--- start of RECORDS SUPPLIED ---
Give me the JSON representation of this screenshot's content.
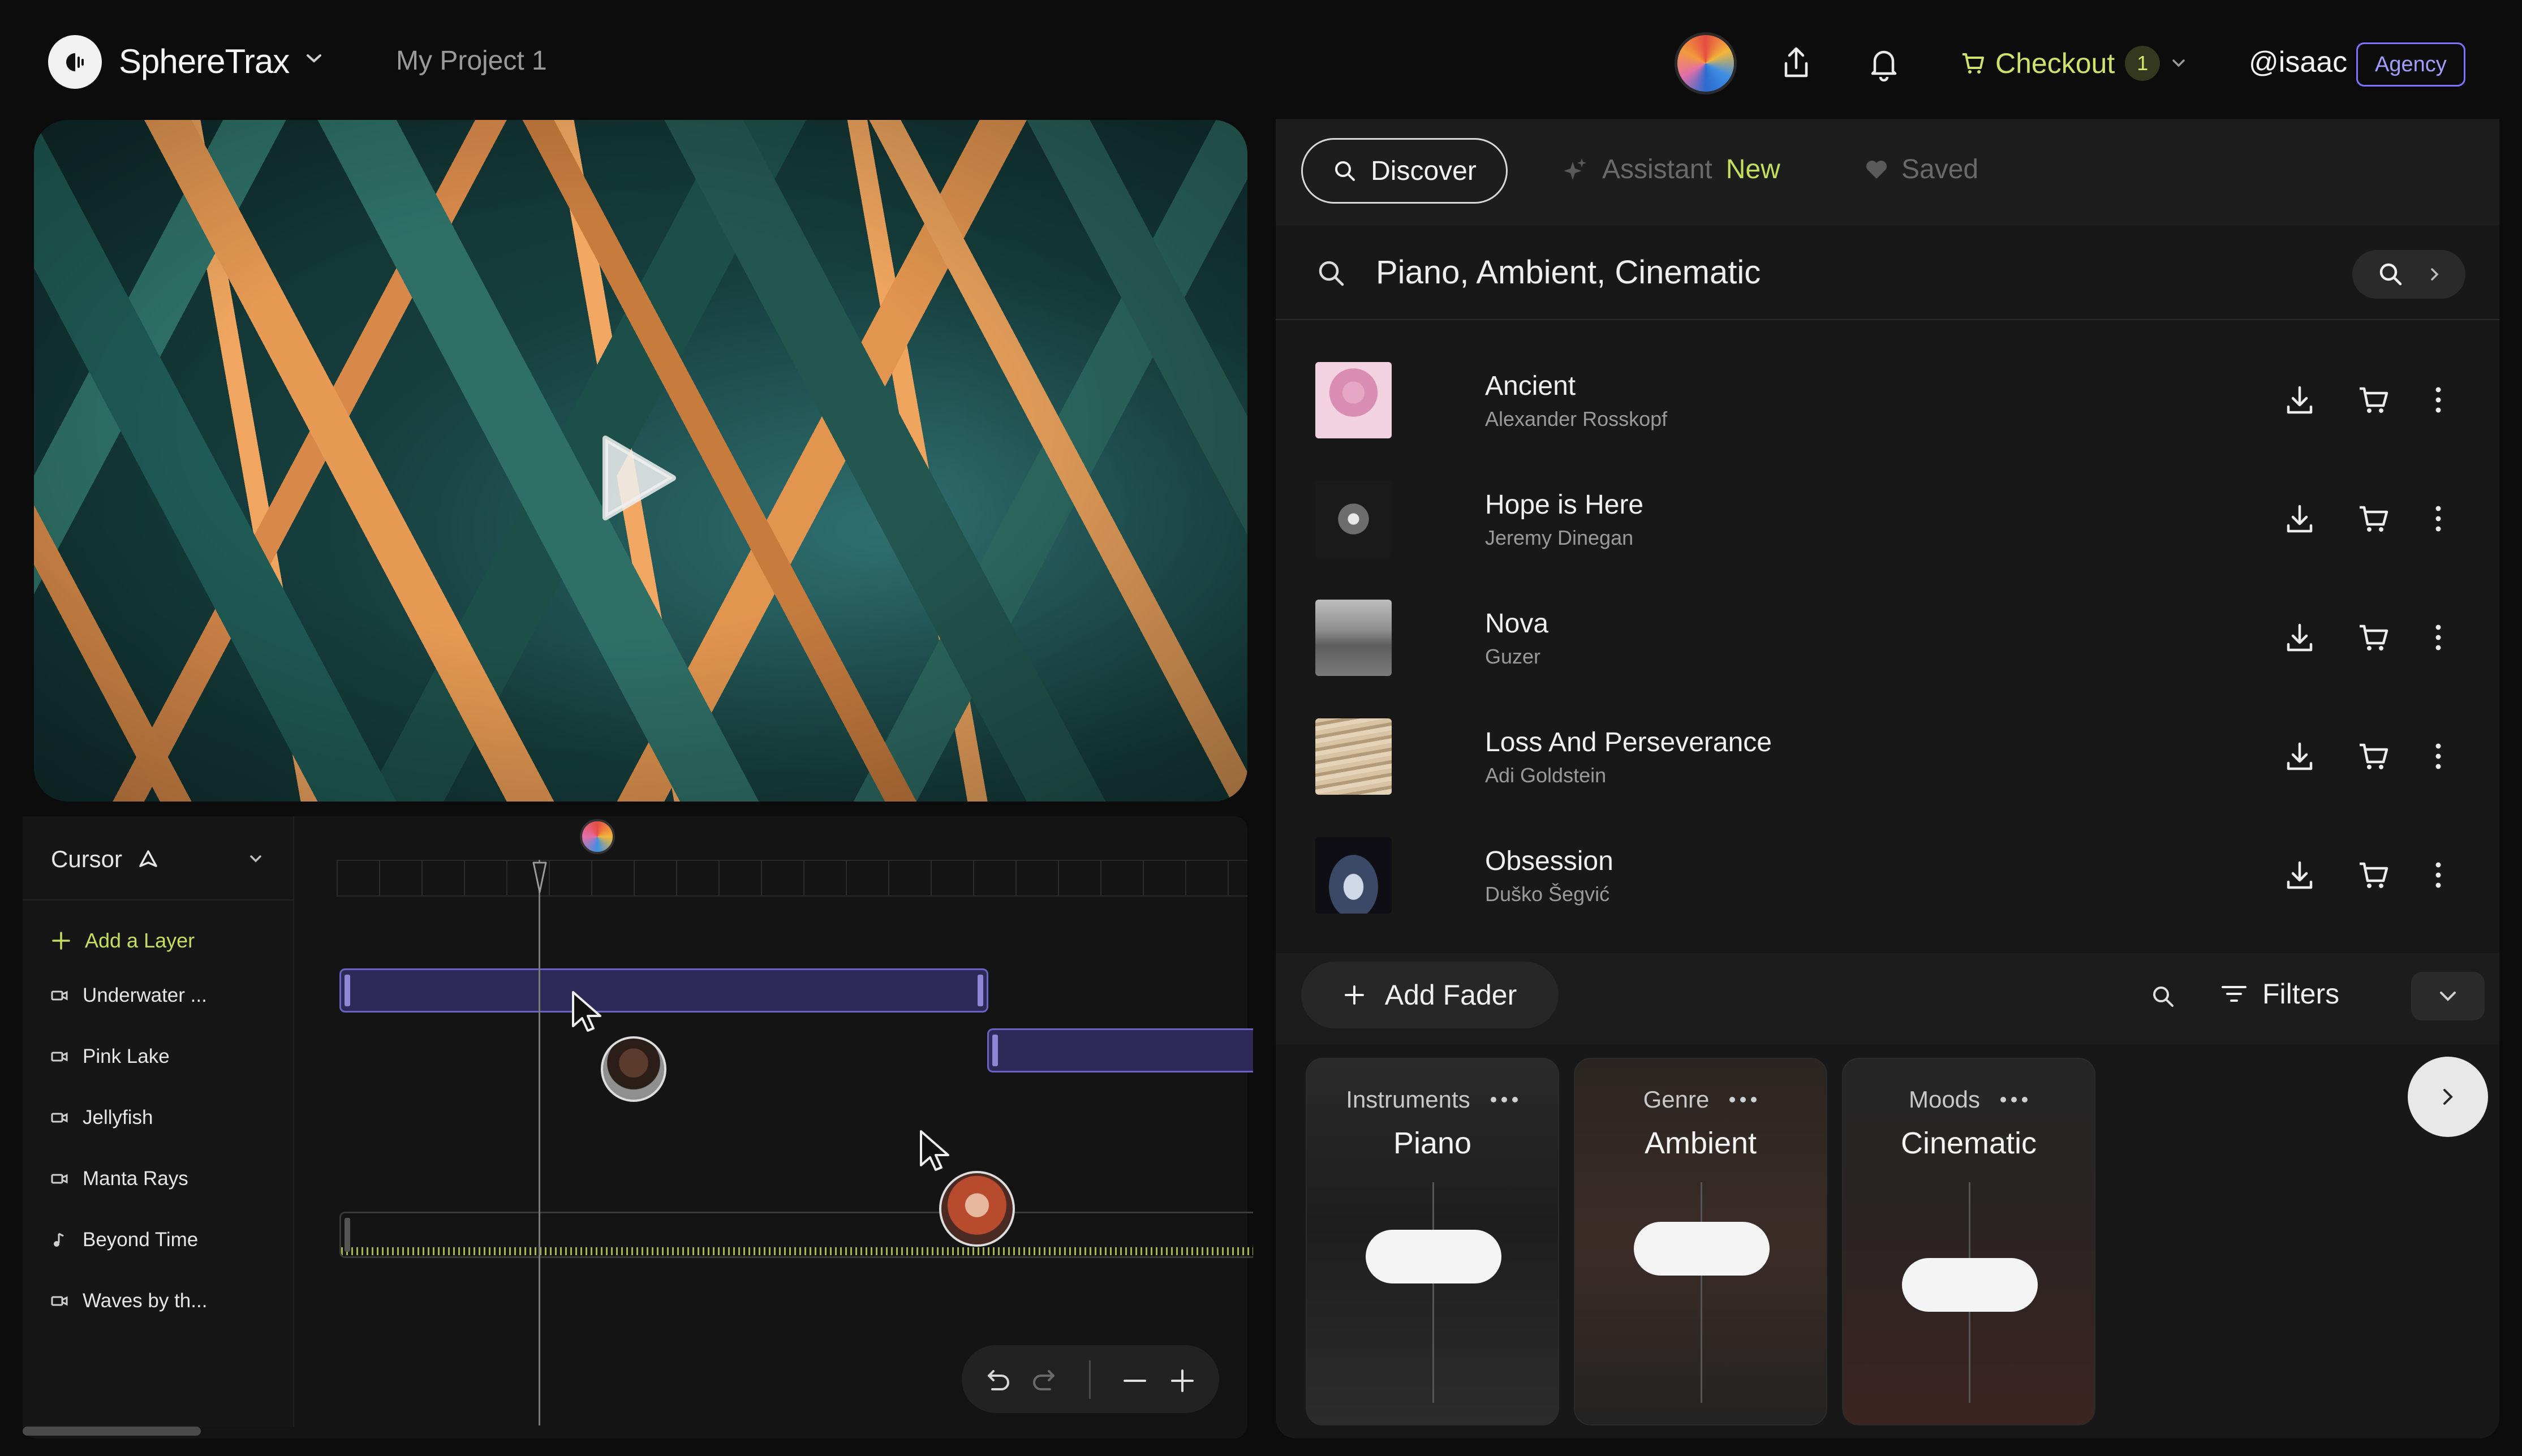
{
  "app": {
    "brand": "SphereTrax",
    "project": "My Project 1",
    "checkout_label": "Checkout",
    "cart_count": "1",
    "user_handle": "@isaac",
    "plan_badge": "Agency"
  },
  "timeline": {
    "mode_label": "Cursor",
    "add_layer_label": "Add a Layer",
    "layers": [
      {
        "label": "Underwater ...",
        "icon": "video-icon"
      },
      {
        "label": "Pink Lake",
        "icon": "video-icon"
      },
      {
        "label": "Jellyfish",
        "icon": "video-icon"
      },
      {
        "label": "Manta Rays",
        "icon": "video-icon"
      },
      {
        "label": "Beyond Time",
        "icon": "music-note-icon"
      },
      {
        "label": "Waves by th...",
        "icon": "video-icon"
      }
    ]
  },
  "tabs": {
    "discover": "Discover",
    "assistant": "Assistant",
    "assistant_badge": "New",
    "saved": "Saved"
  },
  "search": {
    "query": "Piano, Ambient, Cinematic"
  },
  "tracks": [
    {
      "title": "Ancient",
      "artist": "Alexander Rosskopf"
    },
    {
      "title": "Hope is Here",
      "artist": "Jeremy Dinegan"
    },
    {
      "title": "Nova",
      "artist": "Guzer"
    },
    {
      "title": "Loss And Perseverance",
      "artist": "Adi Goldstein"
    },
    {
      "title": "Obsession",
      "artist": "Duško Šegvić"
    }
  ],
  "faders": {
    "add_label": "Add Fader",
    "filters_label": "Filters",
    "cards": [
      {
        "category": "Instruments",
        "value": "Piano"
      },
      {
        "category": "Genre",
        "value": "Ambient"
      },
      {
        "category": "Moods",
        "value": "Cinematic"
      }
    ]
  },
  "colors": {
    "accent_green": "#c6de5d",
    "accent_purple": "#7e73ff",
    "clip_fill": "#2d2a58"
  }
}
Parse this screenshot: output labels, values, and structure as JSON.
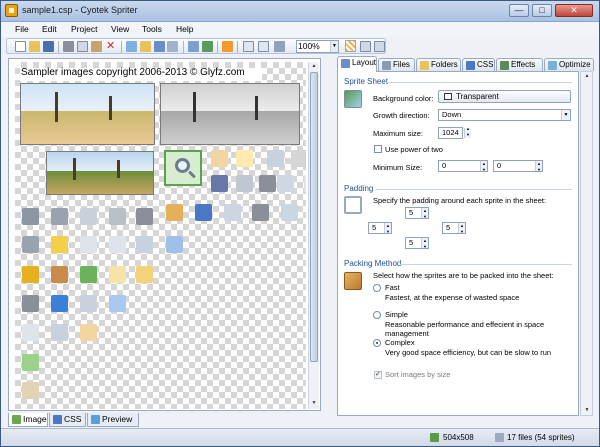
--- end of RECORDS SUPPLIED ---
Exact duplication of all the records is required; pictures are omitted from the copy.

Give me the JSON representation of this screenshot's content.
{
  "app": {
    "brand": "SphereTrax",
    "project": "My Project 1",
    "checkout_label": "Checkout",
    "cart_count": "1",
    "user_handle": "@isaac",
    "plan_badge": "Agency"
  },
  "timeline": {
    "mode_label": "Cursor",
    "add_layer_label": "Add a Layer",
    "layers": [
      {
        "label": "Underwater ...",
        "icon": "video-icon"
      },
      {
        "label": "Pink Lake",
        "icon": "video-icon"
      },
      {
        "label": "Jellyfish",
        "icon": "video-icon"
      },
      {
        "label": "Manta Rays",
        "icon": "video-icon"
      },
      {
        "label": "Beyond Time",
        "icon": "music-note-icon"
      },
      {
        "label": "Waves by th...",
        "icon": "video-icon"
      }
    ]
  },
  "tabs": {
    "discover": "Discover",
    "assistant": "Assistant",
    "assistant_badge": "New",
    "saved": "Saved"
  },
  "search": {
    "query": "Piano, Ambient, Cinematic"
  },
  "tracks": [
    {
      "title": "Ancient",
      "artist": "Alexander Rosskopf"
    },
    {
      "title": "Hope is Here",
      "artist": "Jeremy Dinegan"
    },
    {
      "title": "Nova",
      "artist": "Guzer"
    },
    {
      "title": "Loss And Perseverance",
      "artist": "Adi Goldstein"
    },
    {
      "title": "Obsession",
      "artist": "Duško Šegvić"
    }
  ],
  "faders": {
    "add_label": "Add Fader",
    "filters_label": "Filters",
    "cards": [
      {
        "category": "Instruments",
        "value": "Piano"
      },
      {
        "category": "Genre",
        "value": "Ambient"
      },
      {
        "category": "Moods",
        "value": "Cinematic"
      }
    ]
  },
  "colors": {
    "accent_green": "#c6de5d",
    "accent_purple": "#7e73ff",
    "clip_fill": "#2d2a58"
  }
}
Parse this screenshot: output labels, values, and structure as JSON.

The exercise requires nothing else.